> TO DO:
Reproduce the listing exactly and skip over any pictures.

Extracted data entries
====

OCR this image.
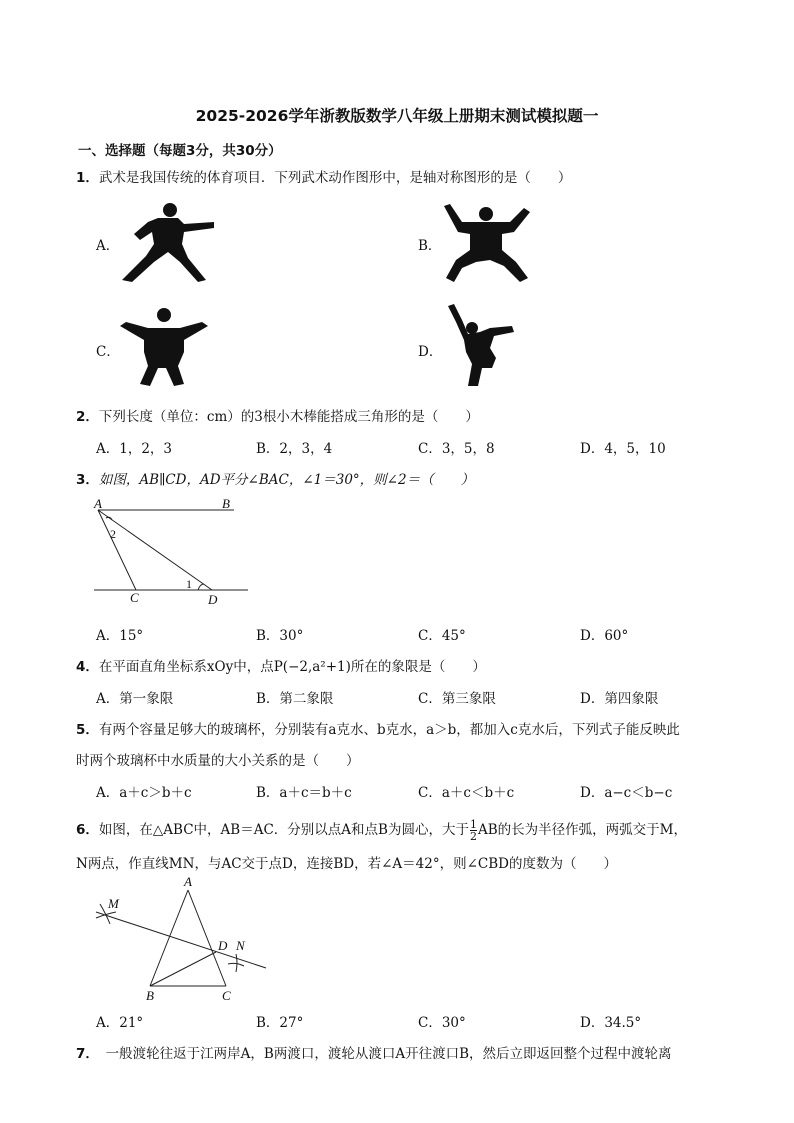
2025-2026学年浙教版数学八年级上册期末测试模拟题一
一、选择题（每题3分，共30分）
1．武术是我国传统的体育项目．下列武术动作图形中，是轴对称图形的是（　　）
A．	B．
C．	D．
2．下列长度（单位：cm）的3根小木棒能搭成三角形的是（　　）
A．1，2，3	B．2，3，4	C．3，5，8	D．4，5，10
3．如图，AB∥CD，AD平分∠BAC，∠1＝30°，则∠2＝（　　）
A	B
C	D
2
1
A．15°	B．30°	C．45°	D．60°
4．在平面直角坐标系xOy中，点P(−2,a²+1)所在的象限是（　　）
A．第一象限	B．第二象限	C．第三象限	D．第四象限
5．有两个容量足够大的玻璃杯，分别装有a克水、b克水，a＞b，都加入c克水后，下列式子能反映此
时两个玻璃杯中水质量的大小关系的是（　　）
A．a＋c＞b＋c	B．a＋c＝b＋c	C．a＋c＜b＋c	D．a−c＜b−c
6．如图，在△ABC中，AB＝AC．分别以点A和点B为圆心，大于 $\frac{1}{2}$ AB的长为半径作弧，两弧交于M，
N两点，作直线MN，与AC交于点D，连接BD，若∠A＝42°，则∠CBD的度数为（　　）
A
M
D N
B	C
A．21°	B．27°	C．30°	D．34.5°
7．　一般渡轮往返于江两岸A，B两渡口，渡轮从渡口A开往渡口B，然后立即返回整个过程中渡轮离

====

> FINAL ANSWER:
OCR this image.
2025-2026学年浙教版数学八年级上册期末测试模拟题一
一、选择题（每题3分，共30分）
1．武术是我国传统的体育项目．下列武术动作图形中，是轴对称图形的是（　　）
A．	B．
C．	D．
2．下列长度（单位：cm）的3根小木棒能搭成三角形的是（　　）
A．1，2，3	B．2，3，4	C．3，5，8	D．4，5，10
3．如图，AB∥CD，AD平分∠BAC，∠1＝30°，则∠2＝（　　）
A	B
C	D
2
1
A．15°	B．30°	C．45°	D．60°
4．在平面直角坐标系xOy中，点P(−2,a²+1)所在的象限是（　　）
A．第一象限	B．第二象限	C．第三象限	D．第四象限
5．有两个容量足够大的玻璃杯，分别装有a克水、b克水，a＞b，都加入c克水后，下列式子能反映此
时两个玻璃杯中水质量的大小关系的是（　　）
A．a＋c＞b＋c	B．a＋c＝b＋c	C．a＋c＜b＋c	D．a−c＜b−c
6．如图，在△ABC中，AB＝AC．分别以点A和点B为圆心，大于 $\frac{1}{2}$ AB的长为半径作弧，两弧交于M，
N两点，作直线MN，与AC交于点D，连接BD，若∠A＝42°，则∠CBD的度数为（　　）
A
M
D N
B	C
A．21°	B．27°	C．30°	D．34.5°
7．　一般渡轮往返于江两岸A，B两渡口，渡轮从渡口A开往渡口B，然后立即返回整个过程中渡轮离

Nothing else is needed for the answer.